The exercise: All the entries need to be quoted exactly, apart from the pictures, which you should drop.

Records from a data source:
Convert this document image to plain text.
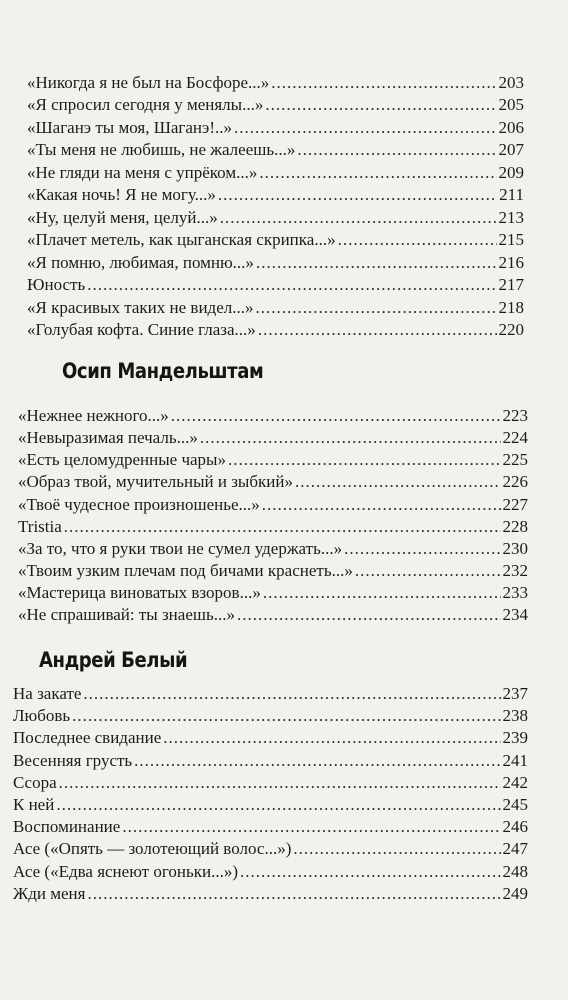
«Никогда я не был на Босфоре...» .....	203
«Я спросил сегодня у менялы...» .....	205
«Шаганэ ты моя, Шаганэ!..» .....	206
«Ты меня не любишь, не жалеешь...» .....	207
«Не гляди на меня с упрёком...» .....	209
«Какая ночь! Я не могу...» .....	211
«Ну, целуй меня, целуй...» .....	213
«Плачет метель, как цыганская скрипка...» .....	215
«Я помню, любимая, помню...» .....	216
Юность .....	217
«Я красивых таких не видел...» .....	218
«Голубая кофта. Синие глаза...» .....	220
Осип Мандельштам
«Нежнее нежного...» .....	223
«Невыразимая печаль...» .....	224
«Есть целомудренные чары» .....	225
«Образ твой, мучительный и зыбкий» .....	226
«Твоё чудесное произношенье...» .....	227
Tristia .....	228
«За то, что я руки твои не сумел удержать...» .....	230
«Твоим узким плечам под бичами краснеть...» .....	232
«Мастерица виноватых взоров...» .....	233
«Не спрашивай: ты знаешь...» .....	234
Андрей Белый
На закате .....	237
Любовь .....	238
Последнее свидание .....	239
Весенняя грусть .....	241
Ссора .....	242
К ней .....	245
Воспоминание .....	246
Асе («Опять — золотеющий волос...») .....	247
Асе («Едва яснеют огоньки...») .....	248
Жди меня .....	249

Output:
Convert this document image to plain text.
«Никогда я не был на Босфоре...» .....	203
«Я спросил сегодня у менялы...» .....	205
«Шаганэ ты моя, Шаганэ!..» .....	206
«Ты меня не любишь, не жалеешь...» .....	207
«Не гляди на меня с упрёком...» .....	209
«Какая ночь! Я не могу...» .....	211
«Ну, целуй меня, целуй...» .....	213
«Плачет метель, как цыганская скрипка...» .....	215
«Я помню, любимая, помню...» .....	216
Юность .....	217
«Я красивых таких не видел...» .....	218
«Голубая кофта. Синие глаза...» .....	220
Осип Мандельштам
«Нежнее нежного...» .....	223
«Невыразимая печаль...» .....	224
«Есть целомудренные чары» .....	225
«Образ твой, мучительный и зыбкий» .....	226
«Твоё чудесное произношенье...» .....	227
Tristia .....	228
«За то, что я руки твои не сумел удержать...» .....	230
«Твоим узким плечам под бичами краснеть...» .....	232
«Мастерица виноватых взоров...» .....	233
«Не спрашивай: ты знаешь...» .....	234
Андрей Белый
На закате .....	237
Любовь .....	238
Последнее свидание .....	239
Весенняя грусть .....	241
Ссора .....	242
К ней .....	245
Воспоминание .....	246
Асе («Опять — золотеющий волос...») .....	247
Асе («Едва яснеют огоньки...») .....	248
Жди меня .....	249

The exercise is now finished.